- MATERIAL PROVIDED:
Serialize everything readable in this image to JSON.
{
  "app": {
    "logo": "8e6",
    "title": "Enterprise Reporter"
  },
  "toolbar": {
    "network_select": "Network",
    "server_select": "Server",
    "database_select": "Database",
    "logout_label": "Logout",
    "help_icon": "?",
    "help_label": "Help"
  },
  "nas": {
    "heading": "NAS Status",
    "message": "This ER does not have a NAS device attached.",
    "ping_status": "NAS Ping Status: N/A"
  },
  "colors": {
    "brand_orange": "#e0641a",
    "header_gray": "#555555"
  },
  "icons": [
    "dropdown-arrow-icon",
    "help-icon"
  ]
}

- THE EXERCISE: Take the material above and return all of it exactly.

- CORRECT RESPONSE:
Serialize everything readable in this image to JSON.
{
  "app": {
    "logo": "8e6",
    "title": "Enterprise Reporter"
  },
  "toolbar": {
    "network_select": "Network",
    "server_select": "Server",
    "database_select": "Database",
    "logout_label": "Logout",
    "help_icon": "?",
    "help_label": "Help"
  },
  "nas": {
    "heading": "NAS Status",
    "message": "This ER does not have a NAS device attached.",
    "ping_status": "NAS Ping Status: N/A"
  },
  "colors": {
    "brand_orange": "#e0641a",
    "header_gray": "#555555"
  },
  "icons": [
    "dropdown-arrow-icon",
    "help-icon"
  ]
}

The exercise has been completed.